» **Problem description**: Return each line of the listing that contains the string "years".

» **Data supplied**:
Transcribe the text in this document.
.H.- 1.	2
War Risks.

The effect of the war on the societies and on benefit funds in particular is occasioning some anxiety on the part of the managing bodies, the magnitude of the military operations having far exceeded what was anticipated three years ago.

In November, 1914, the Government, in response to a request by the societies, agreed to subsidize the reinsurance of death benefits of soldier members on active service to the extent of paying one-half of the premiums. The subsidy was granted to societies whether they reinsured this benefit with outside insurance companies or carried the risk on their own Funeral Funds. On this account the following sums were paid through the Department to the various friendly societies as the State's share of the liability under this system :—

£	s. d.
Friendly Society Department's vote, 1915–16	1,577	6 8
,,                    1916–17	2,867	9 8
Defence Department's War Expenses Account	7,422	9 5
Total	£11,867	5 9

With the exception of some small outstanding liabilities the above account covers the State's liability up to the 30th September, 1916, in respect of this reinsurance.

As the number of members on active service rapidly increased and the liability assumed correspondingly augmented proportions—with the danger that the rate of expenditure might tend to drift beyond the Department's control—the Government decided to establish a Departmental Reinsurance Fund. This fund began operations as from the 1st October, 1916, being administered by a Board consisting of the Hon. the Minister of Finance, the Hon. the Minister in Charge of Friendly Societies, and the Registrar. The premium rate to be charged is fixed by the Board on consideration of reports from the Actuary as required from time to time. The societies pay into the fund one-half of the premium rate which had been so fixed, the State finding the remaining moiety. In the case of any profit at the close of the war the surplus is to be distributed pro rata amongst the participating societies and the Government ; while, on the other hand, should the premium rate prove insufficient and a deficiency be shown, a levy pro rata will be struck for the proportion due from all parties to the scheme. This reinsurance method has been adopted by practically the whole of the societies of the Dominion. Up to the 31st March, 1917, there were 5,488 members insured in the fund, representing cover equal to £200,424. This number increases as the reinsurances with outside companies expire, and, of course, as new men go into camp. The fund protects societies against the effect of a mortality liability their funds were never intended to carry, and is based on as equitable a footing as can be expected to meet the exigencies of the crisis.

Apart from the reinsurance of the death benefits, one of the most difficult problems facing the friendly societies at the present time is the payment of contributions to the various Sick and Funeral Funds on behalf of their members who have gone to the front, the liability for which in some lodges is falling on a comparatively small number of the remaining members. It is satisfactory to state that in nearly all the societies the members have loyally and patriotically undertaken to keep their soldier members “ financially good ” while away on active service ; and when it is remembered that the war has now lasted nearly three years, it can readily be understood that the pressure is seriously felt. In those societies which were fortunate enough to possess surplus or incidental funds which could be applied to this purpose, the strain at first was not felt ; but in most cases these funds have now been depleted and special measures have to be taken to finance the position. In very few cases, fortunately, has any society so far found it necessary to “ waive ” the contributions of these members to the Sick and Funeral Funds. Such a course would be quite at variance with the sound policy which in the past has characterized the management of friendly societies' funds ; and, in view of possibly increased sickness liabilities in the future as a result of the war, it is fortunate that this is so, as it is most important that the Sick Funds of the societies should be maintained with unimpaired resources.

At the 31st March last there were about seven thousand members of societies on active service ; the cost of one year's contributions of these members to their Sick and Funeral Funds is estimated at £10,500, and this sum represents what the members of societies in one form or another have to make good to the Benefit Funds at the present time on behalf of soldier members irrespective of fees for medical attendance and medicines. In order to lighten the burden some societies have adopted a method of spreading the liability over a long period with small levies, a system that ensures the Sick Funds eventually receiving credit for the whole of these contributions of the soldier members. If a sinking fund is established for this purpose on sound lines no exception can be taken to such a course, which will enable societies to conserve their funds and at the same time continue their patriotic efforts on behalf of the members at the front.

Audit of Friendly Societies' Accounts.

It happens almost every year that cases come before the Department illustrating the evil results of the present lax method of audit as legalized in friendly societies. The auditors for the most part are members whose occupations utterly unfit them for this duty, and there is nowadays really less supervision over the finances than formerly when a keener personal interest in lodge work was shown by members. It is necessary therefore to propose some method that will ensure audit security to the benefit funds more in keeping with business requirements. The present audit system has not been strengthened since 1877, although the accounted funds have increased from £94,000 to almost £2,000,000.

» **Answer for this exercise**:
The effect of the war on the societies and on benefit funds in particular is occasioning some anxiety on the part of the managing bodies, the magnitude of the military operations having far exceeded what was anticipated three years ago.
Apart from the reinsurance of the death benefits, one of the most difficult problems facing the friendly societies at the present time is the payment of contributions to the various Sick and Funeral Funds on behalf of their members who have gone to the front, the liability for which in some lodges is falling on a comparatively small number of the remaining members. It is satisfactory to state that in nearly all the societies the members have loyally and patriotically undertaken to keep their soldier members “ financially good ” while away on active service ; and when it is remembered that the war has now lasted nearly three years, it can readily be understood that the pressure is seriously felt. In those societies which were fortunate enough to possess surplus or incidental funds which could be applied to this purpose, the strain at first was not felt ; but in most cases these funds have now been depleted and special measures have to be taken to finance the position. In very few cases, fortunately, has any society so far found it necessary to “ waive ” the contributions of these members to the Sick and Funeral Funds. Such a course would be quite at variance with the sound policy which in the past has characterized the management of friendly societies' funds ; and, in view of possibly increased sickness liabilities in the future as a result of the war, it is fortunate that this is so, as it is most important that the Sick Funds of the societies should be maintained with unimpaired resources.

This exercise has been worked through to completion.